Thompson, William R (1988) On Global War: Historical-Structural Approaches to The World Politics. Columbia, SC: University of South California Press.

Minggu, 02 Mei 2010

Kemunculan Multiple Authorities Sebagai "Ancaman" Postmodern Pada Sistem Keamanan Global dan Entitas Nation-State

Kemunculan Multiple Authorities Sebagai "Ancaman" Postmodern Pada Sistem Keamanan Global dan Entitas Nation-State

Review Artikel: Non Liberal Political Complexes and The New Wars, bab 7 dalam buku "Global Governance and The New Wars" Oleh Mark R. Duffield.

Arahan Tugas 1 -
Ringkaslah kutipan teks di atas dalam dua kalimat.
Arahan Tugas 2 -
Menurut kutipan teks di atas, artikel "Non Liberal Political Complexes and The New Wars" merupakan bab berapa dan dalam buku apa?
Arahan Tugas 3 -
Tentukan apakah setiap pernyataan berikut sesuai dengan kutipan teks di atas, lalu jawab ya atau tidak disertai kata-kata penentu dari teks tersebut. (a) Buku karya William R. Thompson terbit pada tahun 1988. (b) Artikel yang direview merupakan bab 5 dari buku Mark R. Duffield. (c) Tulisan tentang multiple authorities bertanggal Senin, 02 Mei 2010.

Bahan Sumber -

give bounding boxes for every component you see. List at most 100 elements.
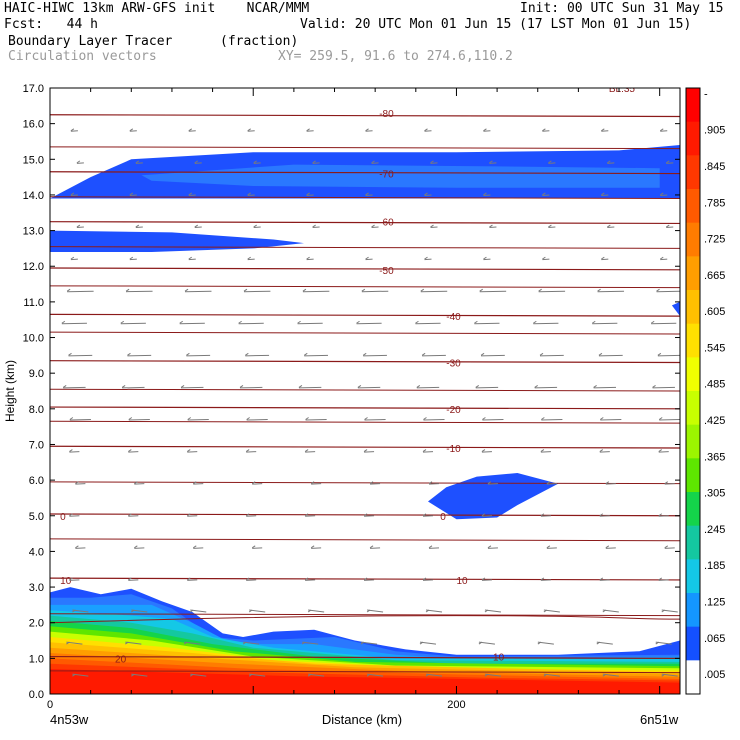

Jawaban Akhir 1 -
Kutipan teks memuat rujukan buku On Global War: Historical-Structural Approaches to The World Politics karya William R. Thompson yang terbit pada 1988. Sesudahnya tercantum tulisan bertanggal Minggu, 02 Mei 2010 berjudul "Kemunculan Multiple Authorities Sebagai "Ancaman" Postmodern Pada Sistem Keamanan Global dan Entitas Nation-State", yang merupakan review artikel "Non Liberal Political Complexes and The New Wars", bab 7 dalam buku "Global Governance and The New Wars" oleh Mark R. Duffield.

Jawaban Akhir 2 -
Artikel itu merupakan bab 7 dalam buku "Global Governance and The New Wars".

Jawaban Akhir 3 -
(a) Ya: "Thompson, William R (1988)".
(b) Tidak: "bab 7 dalam buku".
(c) Tidak: "Minggu, 02 Mei 2010".